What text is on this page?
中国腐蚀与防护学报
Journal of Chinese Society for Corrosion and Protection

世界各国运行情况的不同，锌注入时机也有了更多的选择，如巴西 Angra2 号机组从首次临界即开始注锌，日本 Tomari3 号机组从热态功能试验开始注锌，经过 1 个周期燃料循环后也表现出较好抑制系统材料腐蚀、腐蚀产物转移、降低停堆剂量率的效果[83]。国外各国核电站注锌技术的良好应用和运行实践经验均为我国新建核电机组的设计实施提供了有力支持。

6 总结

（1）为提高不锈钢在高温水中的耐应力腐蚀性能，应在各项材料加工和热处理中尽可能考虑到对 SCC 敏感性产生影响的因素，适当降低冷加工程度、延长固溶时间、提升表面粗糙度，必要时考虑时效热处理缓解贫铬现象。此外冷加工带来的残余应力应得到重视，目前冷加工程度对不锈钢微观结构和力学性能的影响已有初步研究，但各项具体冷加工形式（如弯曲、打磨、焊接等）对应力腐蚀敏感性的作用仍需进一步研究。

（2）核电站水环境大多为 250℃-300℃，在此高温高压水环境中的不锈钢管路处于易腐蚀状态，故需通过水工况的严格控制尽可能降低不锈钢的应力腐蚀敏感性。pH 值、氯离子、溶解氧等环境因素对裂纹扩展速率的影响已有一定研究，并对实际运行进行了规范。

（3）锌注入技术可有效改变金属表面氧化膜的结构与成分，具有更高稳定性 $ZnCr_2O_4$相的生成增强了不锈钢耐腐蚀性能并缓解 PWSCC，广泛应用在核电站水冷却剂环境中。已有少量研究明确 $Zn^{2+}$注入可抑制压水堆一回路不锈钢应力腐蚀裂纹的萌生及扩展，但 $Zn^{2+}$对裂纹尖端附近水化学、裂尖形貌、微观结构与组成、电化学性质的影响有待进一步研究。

+++++

> **Your instructions**:
Copy out each line exactly as written.

> **Reply**:
What text is on this page?
中国腐蚀与防护学报
Journal of Chinese Society for Corrosion and Protection

世界各国运行情况的不同，锌注入时机也有了更多的选择，如巴西 Angra2 号机组从首次临界即开始注锌，日本 Tomari3 号机组从热态功能试验开始注锌，经过 1 个周期燃料循环后也表现出较好抑制系统材料腐蚀、腐蚀产物转移、降低停堆剂量率的效果[83]。国外各国核电站注锌技术的良好应用和运行实践经验均为我国新建核电机组的设计实施提供了有力支持。

6 总结

（1）为提高不锈钢在高温水中的耐应力腐蚀性能，应在各项材料加工和热处理中尽可能考虑到对 SCC 敏感性产生影响的因素，适当降低冷加工程度、延长固溶时间、提升表面粗糙度，必要时考虑时效热处理缓解贫铬现象。此外冷加工带来的残余应力应得到重视，目前冷加工程度对不锈钢微观结构和力学性能的影响已有初步研究，但各项具体冷加工形式（如弯曲、打磨、焊接等）对应力腐蚀敏感性的作用仍需进一步研究。

（2）核电站水环境大多为 250℃-300℃，在此高温高压水环境中的不锈钢管路处于易腐蚀状态，故需通过水工况的严格控制尽可能降低不锈钢的应力腐蚀敏感性。pH 值、氯离子、溶解氧等环境因素对裂纹扩展速率的影响已有一定研究，并对实际运行进行了规范。

（3）锌注入技术可有效改变金属表面氧化膜的结构与成分，具有更高稳定性 $ZnCr_2O_4$相的生成增强了不锈钢耐腐蚀性能并缓解 PWSCC，广泛应用在核电站水冷却剂环境中。已有少量研究明确 $Zn^{2+}$注入可抑制压水堆一回路不锈钢应力腐蚀裂纹的萌生及扩展，但 $Zn^{2+}$对裂纹尖端附近水化学、裂尖形貌、微观结构与组成、电化学性质的影响有待进一步研究。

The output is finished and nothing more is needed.